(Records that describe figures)
(begin)

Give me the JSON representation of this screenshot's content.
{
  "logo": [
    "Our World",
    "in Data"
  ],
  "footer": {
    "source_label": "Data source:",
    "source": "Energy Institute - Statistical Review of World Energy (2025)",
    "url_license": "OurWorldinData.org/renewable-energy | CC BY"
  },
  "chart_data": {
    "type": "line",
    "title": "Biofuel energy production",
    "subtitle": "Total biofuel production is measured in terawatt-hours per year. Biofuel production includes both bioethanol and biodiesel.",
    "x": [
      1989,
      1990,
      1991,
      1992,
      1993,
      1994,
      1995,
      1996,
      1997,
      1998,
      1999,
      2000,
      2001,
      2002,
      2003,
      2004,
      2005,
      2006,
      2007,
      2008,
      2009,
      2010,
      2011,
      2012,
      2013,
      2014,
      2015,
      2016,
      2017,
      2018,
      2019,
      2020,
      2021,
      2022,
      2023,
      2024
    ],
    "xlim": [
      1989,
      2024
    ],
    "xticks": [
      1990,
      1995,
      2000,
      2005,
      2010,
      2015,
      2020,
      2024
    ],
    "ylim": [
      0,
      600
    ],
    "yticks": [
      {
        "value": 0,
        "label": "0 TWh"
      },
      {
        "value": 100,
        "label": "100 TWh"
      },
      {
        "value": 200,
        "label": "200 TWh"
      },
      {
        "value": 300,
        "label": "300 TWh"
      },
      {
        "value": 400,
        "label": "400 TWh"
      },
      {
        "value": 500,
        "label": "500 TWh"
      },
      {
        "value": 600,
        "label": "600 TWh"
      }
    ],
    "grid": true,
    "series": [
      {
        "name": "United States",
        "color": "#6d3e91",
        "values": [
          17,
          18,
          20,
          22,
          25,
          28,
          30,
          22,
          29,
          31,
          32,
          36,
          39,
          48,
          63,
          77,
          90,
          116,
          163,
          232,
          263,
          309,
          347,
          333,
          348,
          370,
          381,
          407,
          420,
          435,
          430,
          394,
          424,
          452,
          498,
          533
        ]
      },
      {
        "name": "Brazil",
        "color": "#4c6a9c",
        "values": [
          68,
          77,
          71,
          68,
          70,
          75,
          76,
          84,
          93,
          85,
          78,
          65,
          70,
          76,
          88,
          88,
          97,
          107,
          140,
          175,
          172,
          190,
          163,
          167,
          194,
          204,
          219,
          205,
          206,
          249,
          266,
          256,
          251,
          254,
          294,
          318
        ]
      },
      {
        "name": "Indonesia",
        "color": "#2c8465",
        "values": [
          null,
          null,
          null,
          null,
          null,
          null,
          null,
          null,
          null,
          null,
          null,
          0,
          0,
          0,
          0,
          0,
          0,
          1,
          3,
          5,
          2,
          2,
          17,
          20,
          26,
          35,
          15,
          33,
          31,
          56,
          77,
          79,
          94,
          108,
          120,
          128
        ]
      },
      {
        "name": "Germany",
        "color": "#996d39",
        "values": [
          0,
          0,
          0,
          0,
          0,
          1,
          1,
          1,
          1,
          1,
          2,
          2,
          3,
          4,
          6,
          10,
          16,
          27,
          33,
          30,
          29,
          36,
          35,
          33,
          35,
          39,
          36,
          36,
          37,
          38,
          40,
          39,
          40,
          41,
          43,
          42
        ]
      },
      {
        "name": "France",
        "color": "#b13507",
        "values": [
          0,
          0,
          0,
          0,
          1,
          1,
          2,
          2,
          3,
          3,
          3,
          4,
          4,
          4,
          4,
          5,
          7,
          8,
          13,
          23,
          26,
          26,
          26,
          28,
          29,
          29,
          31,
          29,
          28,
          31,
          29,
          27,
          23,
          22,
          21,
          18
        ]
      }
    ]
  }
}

(end)

(Direction)
Write out every line exactly as it stands.

(Answer)
Give me the JSON representation of this screenshot's content.
{
  "logo": [
    "Our World",
    "in Data"
  ],
  "footer": {
    "source_label": "Data source:",
    "source": "Energy Institute - Statistical Review of World Energy (2025)",
    "url_license": "OurWorldinData.org/renewable-energy | CC BY"
  },
  "chart_data": {
    "type": "line",
    "title": "Biofuel energy production",
    "subtitle": "Total biofuel production is measured in terawatt-hours per year. Biofuel production includes both bioethanol and biodiesel.",
    "x": [
      1989,
      1990,
      1991,
      1992,
      1993,
      1994,
      1995,
      1996,
      1997,
      1998,
      1999,
      2000,
      2001,
      2002,
      2003,
      2004,
      2005,
      2006,
      2007,
      2008,
      2009,
      2010,
      2011,
      2012,
      2013,
      2014,
      2015,
      2016,
      2017,
      2018,
      2019,
      2020,
      2021,
      2022,
      2023,
      2024
    ],
    "xlim": [
      1989,
      2024
    ],
    "xticks": [
      1990,
      1995,
      2000,
      2005,
      2010,
      2015,
      2020,
      2024
    ],
    "ylim": [
      0,
      600
    ],
    "yticks": [
      {
        "value": 0,
        "label": "0 TWh"
      },
      {
        "value": 100,
        "label": "100 TWh"
      },
      {
        "value": 200,
        "label": "200 TWh"
      },
      {
        "value": 300,
        "label": "300 TWh"
      },
      {
        "value": 400,
        "label": "400 TWh"
      },
      {
        "value": 500,
        "label": "500 TWh"
      },
      {
        "value": 600,
        "label": "600 TWh"
      }
    ],
    "grid": true,
    "series": [
      {
        "name": "United States",
        "color": "#6d3e91",
        "values": [
          17,
          18,
          20,
          22,
          25,
          28,
          30,
          22,
          29,
          31,
          32,
          36,
          39,
          48,
          63,
          77,
          90,
          116,
          163,
          232,
          263,
          309,
          347,
          333,
          348,
          370,
          381,
          407,
          420,
          435,
          430,
          394,
          424,
          452,
          498,
          533
        ]
      },
      {
        "name": "Brazil",
        "color": "#4c6a9c",
        "values": [
          68,
          77,
          71,
          68,
          70,
          75,
          76,
          84,
          93,
          85,
          78,
          65,
          70,
          76,
          88,
          88,
          97,
          107,
          140,
          175,
          172,
          190,
          163,
          167,
          194,
          204,
          219,
          205,
          206,
          249,
          266,
          256,
          251,
          254,
          294,
          318
        ]
      },
      {
        "name": "Indonesia",
        "color": "#2c8465",
        "values": [
          null,
          null,
          null,
          null,
          null,
          null,
          null,
          null,
          null,
          null,
          null,
          0,
          0,
          0,
          0,
          0,
          0,
          1,
          3,
          5,
          2,
          2,
          17,
          20,
          26,
          35,
          15,
          33,
          31,
          56,
          77,
          79,
          94,
          108,
          120,
          128
        ]
      },
      {
        "name": "Germany",
        "color": "#996d39",
        "values": [
          0,
          0,
          0,
          0,
          0,
          1,
          1,
          1,
          1,
          1,
          2,
          2,
          3,
          4,
          6,
          10,
          16,
          27,
          33,
          30,
          29,
          36,
          35,
          33,
          35,
          39,
          36,
          36,
          37,
          38,
          40,
          39,
          40,
          41,
          43,
          42
        ]
      },
      {
        "name": "France",
        "color": "#b13507",
        "values": [
          0,
          0,
          0,
          0,
          1,
          1,
          2,
          2,
          3,
          3,
          3,
          4,
          4,
          4,
          4,
          5,
          7,
          8,
          13,
          23,
          26,
          26,
          26,
          28,
          29,
          29,
          31,
          29,
          28,
          31,
          29,
          27,
          23,
          22,
          21,
          18
        ]
      }
    ]
  }
}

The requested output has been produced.